» **STATED EXERCISE**:
Go through the data below. Pull out every line that has the word "Srednja".

---- ITEMS

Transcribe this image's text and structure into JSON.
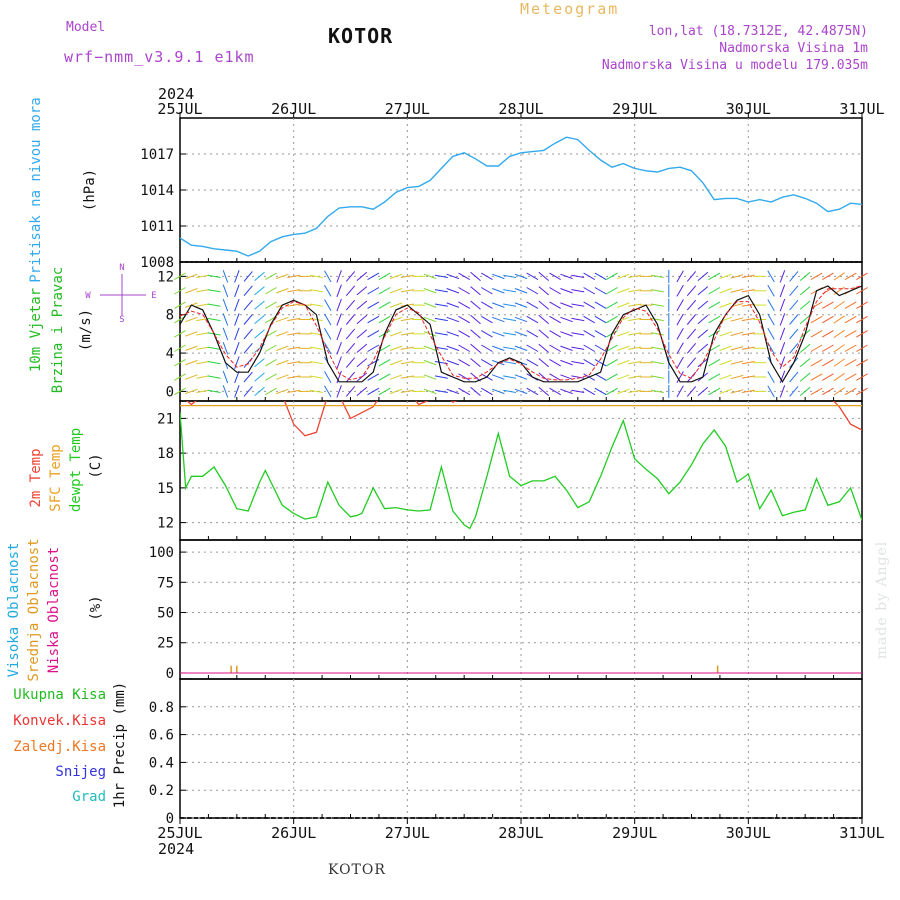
{
  "header": {
    "model_label": "Model",
    "model_name": "wrf−nmm_v3.9.1  e1km",
    "city": "KOTOR",
    "meteogram": "Meteogram",
    "lonlat": "lon,lat (18.7312E, 42.4875N)",
    "altitude": "Nadmorska Visina 1m",
    "model_altitude": "Nadmorska Visina u modelu 179.035m",
    "year": "2024",
    "footer_city": "KOTOR",
    "credit": "made by Angel"
  },
  "colors": {
    "pressure": "#33aaee",
    "temp2m": "#ee4433",
    "sfc_temp": "#e8a020",
    "dewpoint": "#22cc22",
    "high_cloud": "#22aadd",
    "mid_cloud": "#dd9922",
    "low_cloud": "#dd1188",
    "wind_label": "#22bb22",
    "precip_total": "#22bb22",
    "precip_conv": "#ee3333",
    "precip_ice": "#ee7722",
    "snow": "#3333dd",
    "hail": "#22bbbb",
    "header": "#aa44cc",
    "meteogram": "#e8b860"
  },
  "chart_data": [
    {
      "id": "pressure",
      "type": "line",
      "ylabel_1": "Pritisak na nivou mora",
      "ylabel_2": "(hPa)",
      "x_ticks": [
        "25JUL",
        "26JUL",
        "27JUL",
        "28JUL",
        "29JUL",
        "30JUL",
        "31JUL"
      ],
      "ylim": [
        1008,
        1020
      ],
      "yticks": [
        1008,
        1011,
        1014,
        1017
      ],
      "x_days": [
        0,
        0.1,
        0.2,
        0.3,
        0.4,
        0.5,
        0.6,
        0.7,
        0.8,
        0.9,
        1.0,
        1.1,
        1.2,
        1.3,
        1.4,
        1.5,
        1.6,
        1.7,
        1.8,
        1.9,
        2.0,
        2.1,
        2.2,
        2.3,
        2.4,
        2.5,
        2.6,
        2.7,
        2.8,
        2.9,
        3.0,
        3.1,
        3.2,
        3.3,
        3.4,
        3.5,
        3.6,
        3.7,
        3.8,
        3.9,
        4.0,
        4.1,
        4.2,
        4.3,
        4.4,
        4.5,
        4.6,
        4.7,
        4.8,
        4.9,
        5.0,
        5.1,
        5.2,
        5.3,
        5.4,
        5.5,
        5.6,
        5.7,
        5.8,
        5.9,
        6.0
      ],
      "values": [
        1010.0,
        1009.4,
        1009.3,
        1009.1,
        1009.0,
        1008.9,
        1008.5,
        1008.9,
        1009.7,
        1010.1,
        1010.3,
        1010.4,
        1010.8,
        1011.8,
        1012.5,
        1012.6,
        1012.6,
        1012.4,
        1013.0,
        1013.8,
        1014.2,
        1014.3,
        1014.8,
        1015.8,
        1016.8,
        1017.1,
        1016.6,
        1016.0,
        1016.0,
        1016.8,
        1017.1,
        1017.2,
        1017.3,
        1017.9,
        1018.4,
        1018.2,
        1017.3,
        1016.5,
        1015.9,
        1016.2,
        1015.8,
        1015.6,
        1015.5,
        1015.8,
        1015.9,
        1015.6,
        1014.6,
        1013.2,
        1013.3,
        1013.3,
        1013.0,
        1013.2,
        1013.0,
        1013.4,
        1013.6,
        1013.3,
        1012.9,
        1012.2,
        1012.4,
        1012.9,
        1012.8
      ]
    },
    {
      "id": "wind",
      "type": "line",
      "ylabel_1": "10m Vjetar",
      "ylabel_2": "Brzina i Pravac",
      "ylabel_3": "(m/s)",
      "compass": [
        "N",
        "W",
        "E",
        "S"
      ],
      "ylim": [
        -1,
        13.5
      ],
      "yticks": [
        0,
        4,
        8,
        12
      ],
      "x_days": [
        0,
        0.1,
        0.2,
        0.3,
        0.4,
        0.5,
        0.6,
        0.7,
        0.8,
        0.9,
        1.0,
        1.1,
        1.2,
        1.3,
        1.4,
        1.5,
        1.6,
        1.7,
        1.8,
        1.9,
        2.0,
        2.1,
        2.2,
        2.3,
        2.4,
        2.5,
        2.6,
        2.7,
        2.8,
        2.9,
        3.0,
        3.1,
        3.2,
        3.3,
        3.4,
        3.5,
        3.6,
        3.7,
        3.8,
        3.9,
        4.0,
        4.1,
        4.2,
        4.3,
        4.4,
        4.5,
        4.6,
        4.7,
        4.8,
        4.9,
        5.0,
        5.1,
        5.2,
        5.3,
        5.4,
        5.5,
        5.6,
        5.7,
        5.8,
        5.9,
        6.0
      ],
      "speed": [
        7.0,
        9.0,
        8.5,
        6.0,
        3.0,
        2.0,
        2.0,
        4.0,
        7.0,
        9.0,
        9.5,
        9.0,
        8.0,
        3.0,
        1.0,
        1.0,
        1.0,
        2.0,
        6.0,
        8.5,
        9.0,
        8.0,
        7.0,
        2.0,
        1.5,
        1.0,
        1.0,
        1.5,
        3.0,
        3.5,
        3.0,
        1.5,
        1.0,
        1.0,
        1.0,
        1.0,
        1.5,
        2.0,
        6.0,
        8.0,
        8.5,
        9.0,
        7.0,
        3.0,
        1.0,
        1.0,
        1.5,
        6.0,
        8.0,
        9.5,
        10.0,
        8.0,
        3.0,
        1.0,
        3.0,
        6.0,
        10.5,
        11.0,
        10.0,
        10.5,
        11.0
      ],
      "direction_deg": [
        60,
        70,
        80,
        100,
        160,
        200,
        220,
        230,
        60,
        70,
        80,
        90,
        100,
        150,
        200,
        220,
        230,
        240,
        60,
        70,
        80,
        90,
        110,
        280,
        290,
        300,
        310,
        300,
        290,
        280,
        290,
        300,
        310,
        300,
        290,
        280,
        300,
        120,
        60,
        70,
        80,
        90,
        100,
        180,
        210,
        220,
        230,
        60,
        70,
        75,
        80,
        90,
        150,
        200,
        220,
        230,
        240,
        240,
        235,
        240,
        240
      ]
    },
    {
      "id": "temperature",
      "type": "line",
      "ylabel_1": "2m Temp",
      "ylabel_2": "SFC Temp",
      "ylabel_3": "dewpt Temp",
      "ylabel_4": "(C)",
      "ylim": [
        10.5,
        22.5
      ],
      "yticks": [
        12,
        15,
        18,
        21
      ],
      "series": [
        {
          "name": "2m Temp",
          "x_days": [
            0,
            0.1,
            0.2,
            0.3,
            0.4,
            0.5,
            0.6,
            0.7,
            0.8,
            0.9,
            1.0,
            1.1,
            1.2,
            1.3,
            1.4,
            1.5,
            1.6,
            1.7,
            1.8,
            1.9,
            2.0,
            2.1,
            2.2,
            2.3,
            2.4,
            2.5,
            2.6,
            2.7,
            2.8,
            2.9,
            3.0,
            3.1,
            3.2,
            3.3,
            3.4,
            3.5,
            3.6,
            3.7,
            3.8,
            3.9,
            4.0,
            4.1,
            4.2,
            4.3,
            4.4,
            4.5,
            4.6,
            4.7,
            4.8,
            4.9,
            5.0,
            5.1,
            5.2,
            5.3,
            5.4,
            5.5,
            5.6,
            5.7,
            5.8,
            5.9,
            6.0
          ],
          "values": [
            23,
            22.2,
            23,
            24,
            24,
            24,
            23.5,
            23,
            22.8,
            23,
            20.5,
            19.5,
            19.8,
            23,
            23,
            21,
            21.5,
            22,
            23.5,
            23.5,
            23.5,
            22.2,
            22.6,
            23.5,
            22.4,
            22.8,
            23.2,
            24,
            24,
            23.5,
            24,
            24,
            23.5,
            23,
            23.5,
            23,
            23.5,
            23,
            24,
            23.5,
            23.5,
            24,
            23,
            23.5,
            23,
            23.5,
            24,
            23.5,
            24,
            23.5,
            23,
            23.5,
            24,
            23.5,
            23,
            23,
            22.7,
            23,
            22,
            20.5,
            20
          ]
        },
        {
          "name": "SFC Temp",
          "x_days": [
            0,
            6
          ],
          "values": [
            22.1,
            22.1
          ]
        },
        {
          "name": "dewpt Temp",
          "x_days": [
            0,
            0.05,
            0.1,
            0.2,
            0.3,
            0.4,
            0.5,
            0.6,
            0.7,
            0.75,
            0.8,
            0.9,
            1.0,
            1.1,
            1.2,
            1.3,
            1.4,
            1.5,
            1.55,
            1.6,
            1.7,
            1.8,
            1.9,
            2.0,
            2.1,
            2.2,
            2.3,
            2.4,
            2.5,
            2.55,
            2.6,
            2.7,
            2.8,
            2.9,
            3.0,
            3.1,
            3.2,
            3.3,
            3.4,
            3.5,
            3.6,
            3.7,
            3.8,
            3.9,
            4.0,
            4.1,
            4.2,
            4.3,
            4.4,
            4.5,
            4.6,
            4.7,
            4.8,
            4.9,
            5.0,
            5.1,
            5.2,
            5.3,
            5.4,
            5.5,
            5.6,
            5.7,
            5.8,
            5.9,
            6.0
          ],
          "values": [
            21.5,
            15.0,
            16.0,
            16.0,
            16.8,
            15.2,
            13.2,
            13.0,
            15.5,
            16.5,
            15.5,
            13.5,
            12.8,
            12.3,
            12.5,
            15.5,
            13.5,
            12.5,
            12.6,
            12.8,
            15.0,
            13.2,
            13.3,
            13.1,
            13.0,
            13.1,
            16.8,
            13.0,
            11.8,
            11.5,
            12.5,
            16.0,
            19.7,
            16.0,
            15.2,
            15.6,
            15.6,
            16.0,
            14.8,
            13.3,
            13.8,
            16.0,
            18.5,
            20.8,
            17.5,
            16.6,
            15.8,
            14.5,
            15.5,
            17.0,
            18.8,
            20.0,
            18.6,
            15.5,
            16.2,
            13.2,
            14.8,
            12.6,
            12.9,
            13.1,
            15.8,
            13.5,
            13.8,
            15.0,
            12.2
          ]
        }
      ]
    },
    {
      "id": "cloud",
      "type": "line",
      "ylabel_1": "Visoka Oblacnost",
      "ylabel_2": "Srednja Oblacnost",
      "ylabel_3": "Niska Oblacnost",
      "ylabel_4": "(%)",
      "ylim": [
        -5,
        110
      ],
      "yticks": [
        0,
        25,
        50,
        75,
        100
      ],
      "series": [
        {
          "name": "Visoka Oblacnost",
          "x_days": [
            0,
            6
          ],
          "values": [
            0,
            0
          ]
        },
        {
          "name": "Srednja Oblacnost",
          "x_days": [
            0.45,
            0.5,
            4.73
          ],
          "values": [
            3,
            3,
            3
          ]
        },
        {
          "name": "Niska Oblacnost",
          "x_days": [
            0,
            6
          ],
          "values": [
            0,
            0
          ]
        }
      ]
    },
    {
      "id": "precip",
      "type": "bar",
      "ylabel_1": "1hr Precip",
      "ylabel_2": "(mm)",
      "ylim": [
        0,
        1.0
      ],
      "yticks": [
        0,
        0.2,
        0.4,
        0.6,
        0.8
      ],
      "ytick_labels": [
        "0",
        "0.2",
        "0.4",
        "0.6",
        "0.8"
      ],
      "legend": [
        "Ukupna Kisa",
        "Konvek.Kisa",
        "Zaledj.Kisa",
        "Snijeg",
        "Grad"
      ],
      "values": [
        0
      ]
    }
  ]
}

--------

» **RIGHT ANSWER**:
      "ylabel_2": "Srednja Oblacnost",
          "name": "Srednja Oblacnost",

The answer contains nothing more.